[EXERCISE GOAL] Exclude the pictures, then copy all remaining records exactly.
──────── INPUT MATERIAL
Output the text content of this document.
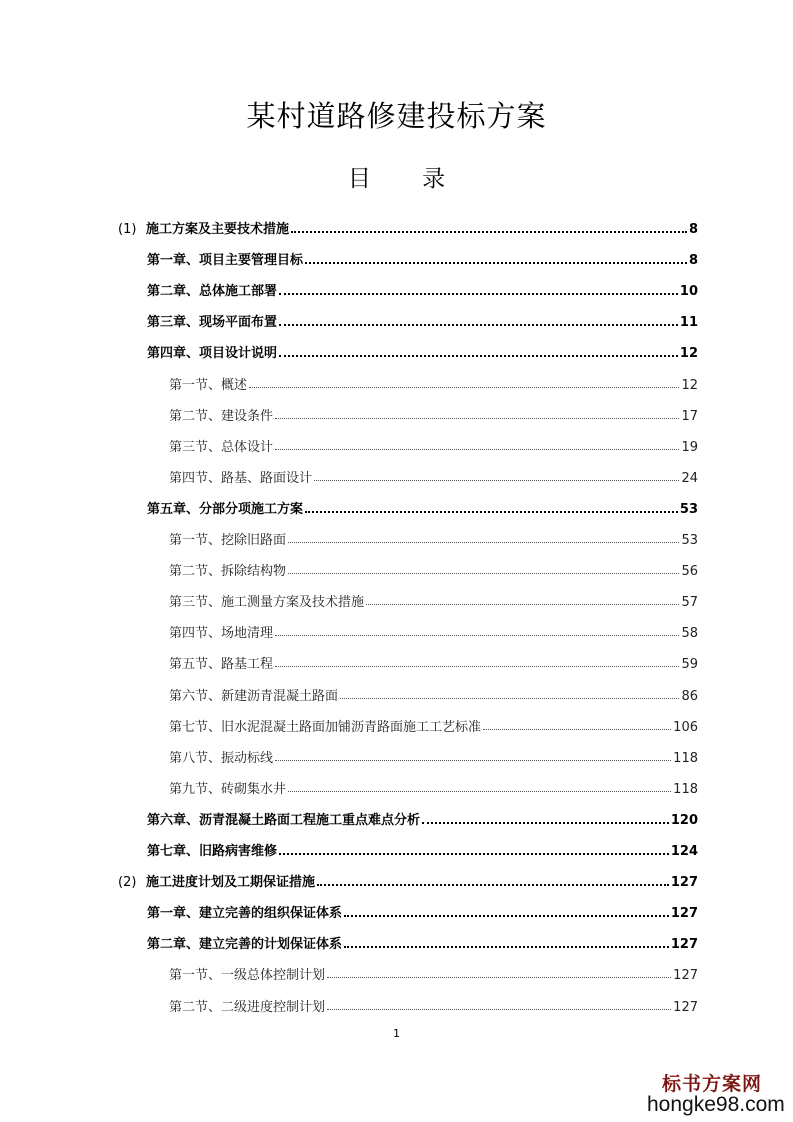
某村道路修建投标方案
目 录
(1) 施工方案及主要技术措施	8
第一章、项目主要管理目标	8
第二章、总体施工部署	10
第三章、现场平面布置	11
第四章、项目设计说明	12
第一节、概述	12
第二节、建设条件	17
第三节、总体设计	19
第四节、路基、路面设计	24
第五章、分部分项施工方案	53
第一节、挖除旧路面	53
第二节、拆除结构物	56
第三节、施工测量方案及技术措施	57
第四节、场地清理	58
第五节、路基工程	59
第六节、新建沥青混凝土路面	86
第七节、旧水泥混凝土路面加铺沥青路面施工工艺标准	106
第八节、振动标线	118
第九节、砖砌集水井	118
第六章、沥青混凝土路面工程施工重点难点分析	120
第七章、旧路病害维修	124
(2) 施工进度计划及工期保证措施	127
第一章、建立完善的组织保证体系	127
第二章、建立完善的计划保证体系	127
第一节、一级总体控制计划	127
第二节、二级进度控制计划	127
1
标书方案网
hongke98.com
────────────────
[OUTPUT BELOW]
Output the text content of this document.
某村道路修建投标方案
目 录
(1) 施工方案及主要技术措施	8
第一章、项目主要管理目标	8
第二章、总体施工部署	10
第三章、现场平面布置	11
第四章、项目设计说明	12
第一节、概述	12
第二节、建设条件	17
第三节、总体设计	19
第四节、路基、路面设计	24
第五章、分部分项施工方案	53
第一节、挖除旧路面	53
第二节、拆除结构物	56
第三节、施工测量方案及技术措施	57
第四节、场地清理	58
第五节、路基工程	59
第六节、新建沥青混凝土路面	86
第七节、旧水泥混凝土路面加铺沥青路面施工工艺标准	106
第八节、振动标线	118
第九节、砖砌集水井	118
第六章、沥青混凝土路面工程施工重点难点分析	120
第七章、旧路病害维修	124
(2) 施工进度计划及工期保证措施	127
第一章、建立完善的组织保证体系	127
第二章、建立完善的计划保证体系	127
第一节、一级总体控制计划	127
第二节、二级进度控制计划	127
1
标书方案网
hongke98.com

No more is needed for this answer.